Exercices à faire -
1. D'après l'extrait sur les dalits dans l'Église, dans quel diocèse un évêque dalit a-t-il été nommé ?
2. Recopiez, dans l'extrait sur les dalits dans l'Église, tout ce qui va de « Les hautes castes menacées » jusqu'à « la société indienne. ».

La décennie passée a été caractérisée par une intense activité militante de ces mouvements dalits, plus particulièrement dans le Tamil Nadu. Ces mouvements se sont saisi de cas individuels de discrimination et se sont battus pour que dignité et justice soient rendues aux victimes individuelles ou aux communautés dalits. Les mouvements dalits luttent contre les formes principales de ségrégation et de discrimination dans l’Eglise. Ils se sont saisi de questions comme la représentation des dalits dans les organes de décision des structures de l’Eglise, la répartition équitable des emplois dans les institutions chrétiennes. Ces dernières années, dans le Tamil Nadu par exemple, les dalits ont beaucoup manifesté pour obtenir un évêque dalit. Leur revendication semble avoir été entendue puisqu’un évêque dalit a été nommé dans le diocèse de Vellore (17).

Les hautes castes menacées

Il est intéressant de noter qu’alors que les dalits se sont organisés pour combattre la discrimination et l’injustice dont ils font l’expérience dans l’Eglise, les hautes castes se sentent très menacées dans la position dominante de pouvoir et de contrôle dont ils jouissaient dans l’Eglise. Afin de perpétuer leur mainmise, dans quelques endroits les membres des hautes castes ont commencé à s’organiser en associations de caste pour combattre les dalits et ceci, non sans le soutien et la bénédiction d’un clergé de haute caste. Tout ceci a contribué à alimenter les tensions dans les Eglises. On voit qu’il y a un parallèle possible avec ce qui se passe dans le reste de la société indienne.

Ambiguïtés

L’Eglise officielle et sa direction essaient de promouvoir la cause des dalits. Mais la hiérarchie est très handicapée par beaucoup d’obstacles sur le chemin. La Conférence épiscopale catholique de l’Inde a saisi le gouvernement sur la question des quotas réservés aux dalits chrétiens, mais sans succès jusqu’à présent (18). Les efforts de la hiérarchie se sont intensifiés depuis 1970. De plus, on accorde une plus grande attention à l’éducation des enfants dalits et des mesures sociales ont été prises en faveur des dalits. Pourtant tout ceci ne comble pas, loin s’en faut, les aspirations et les espérances des dalits. Ces diverses mesures sont considérées comme des actes de charité condescendante, alors que le pouvoir, le contrôle, les décisions sont toujours solidement entre les mains des chrétiens et du clergé de haute caste. Il y a encore aujourd’hui une forte préoccupation de la part de la hiérarchie et du clergé dans l’Eglise de ne pas déplaire aux hautes castes ou léser leurs intérêts.

(Listes d'éléments annotées)
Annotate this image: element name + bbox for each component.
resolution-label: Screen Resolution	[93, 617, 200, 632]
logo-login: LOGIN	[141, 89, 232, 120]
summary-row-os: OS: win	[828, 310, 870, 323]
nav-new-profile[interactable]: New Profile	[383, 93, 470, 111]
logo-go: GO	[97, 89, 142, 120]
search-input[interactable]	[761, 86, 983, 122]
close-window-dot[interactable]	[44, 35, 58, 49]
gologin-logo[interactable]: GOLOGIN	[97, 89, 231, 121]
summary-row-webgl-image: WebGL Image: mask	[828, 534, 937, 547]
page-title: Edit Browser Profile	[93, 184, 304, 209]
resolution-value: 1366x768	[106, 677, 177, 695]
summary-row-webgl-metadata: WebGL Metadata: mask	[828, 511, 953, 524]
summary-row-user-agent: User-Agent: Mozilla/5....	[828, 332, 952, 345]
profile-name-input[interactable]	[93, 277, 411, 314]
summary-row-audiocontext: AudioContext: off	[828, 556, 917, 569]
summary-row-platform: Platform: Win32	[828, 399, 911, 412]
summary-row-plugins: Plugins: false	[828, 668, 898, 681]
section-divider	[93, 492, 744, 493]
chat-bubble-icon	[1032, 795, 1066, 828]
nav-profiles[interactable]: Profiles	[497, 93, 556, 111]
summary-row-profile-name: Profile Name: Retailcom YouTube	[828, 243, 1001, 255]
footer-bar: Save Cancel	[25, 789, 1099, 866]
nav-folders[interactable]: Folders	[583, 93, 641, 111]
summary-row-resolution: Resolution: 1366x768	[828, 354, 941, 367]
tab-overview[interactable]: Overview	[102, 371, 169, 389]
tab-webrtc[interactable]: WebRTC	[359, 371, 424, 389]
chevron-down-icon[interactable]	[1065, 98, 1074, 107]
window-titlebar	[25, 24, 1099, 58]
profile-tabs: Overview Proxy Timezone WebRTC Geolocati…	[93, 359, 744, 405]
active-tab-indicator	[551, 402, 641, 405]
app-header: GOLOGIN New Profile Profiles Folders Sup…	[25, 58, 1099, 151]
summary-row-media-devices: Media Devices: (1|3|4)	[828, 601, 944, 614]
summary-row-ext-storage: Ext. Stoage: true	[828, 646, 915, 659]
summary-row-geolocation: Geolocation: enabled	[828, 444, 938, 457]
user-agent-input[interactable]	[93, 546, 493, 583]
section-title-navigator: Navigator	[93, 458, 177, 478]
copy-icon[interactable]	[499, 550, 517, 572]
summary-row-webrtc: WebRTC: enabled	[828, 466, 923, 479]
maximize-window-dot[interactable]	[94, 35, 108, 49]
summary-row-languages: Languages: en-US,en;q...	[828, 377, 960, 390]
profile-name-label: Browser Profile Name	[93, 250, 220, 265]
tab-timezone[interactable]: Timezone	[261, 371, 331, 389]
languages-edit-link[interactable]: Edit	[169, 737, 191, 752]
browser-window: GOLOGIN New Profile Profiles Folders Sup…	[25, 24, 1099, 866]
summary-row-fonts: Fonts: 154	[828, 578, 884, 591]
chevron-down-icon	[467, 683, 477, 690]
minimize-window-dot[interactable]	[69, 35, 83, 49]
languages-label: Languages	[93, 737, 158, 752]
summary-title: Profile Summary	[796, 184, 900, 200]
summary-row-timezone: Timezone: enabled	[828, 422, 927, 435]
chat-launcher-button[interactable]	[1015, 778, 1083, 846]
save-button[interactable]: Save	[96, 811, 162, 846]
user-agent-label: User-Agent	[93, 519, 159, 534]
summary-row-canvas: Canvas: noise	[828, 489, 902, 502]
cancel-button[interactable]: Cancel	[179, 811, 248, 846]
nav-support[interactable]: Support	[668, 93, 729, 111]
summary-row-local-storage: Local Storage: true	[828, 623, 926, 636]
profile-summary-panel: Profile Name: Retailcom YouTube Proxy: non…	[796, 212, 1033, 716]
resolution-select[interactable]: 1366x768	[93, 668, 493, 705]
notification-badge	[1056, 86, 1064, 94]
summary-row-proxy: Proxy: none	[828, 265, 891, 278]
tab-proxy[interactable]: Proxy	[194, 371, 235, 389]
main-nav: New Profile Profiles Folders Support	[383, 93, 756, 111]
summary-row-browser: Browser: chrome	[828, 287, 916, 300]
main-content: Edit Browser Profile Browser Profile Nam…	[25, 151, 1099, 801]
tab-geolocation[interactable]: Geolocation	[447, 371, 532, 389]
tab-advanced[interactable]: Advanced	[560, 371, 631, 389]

Réponses par exercice -
1. Dans le diocèse de Vellore.

2.
Les hautes castes menacées

Il est intéressant de noter qu’alors que les dalits se sont organisés pour combattre la discrimination et l’injustice dont ils font l’expérience dans l’Eglise, les hautes castes se sentent très menacées dans la position dominante de pouvoir et de contrôle dont ils jouissaient dans l’Eglise. Afin de perpétuer leur mainmise, dans quelques endroits les membres des hautes castes ont commencé à s’organiser en associations de caste pour combattre les dalits et ceci, non sans le soutien et la bénédiction d’un clergé de haute caste. Tout ceci a contribué à alimenter les tensions dans les Eglises. On voit qu’il y a un parallèle possible avec ce qui se passe dans le reste de la société indienne.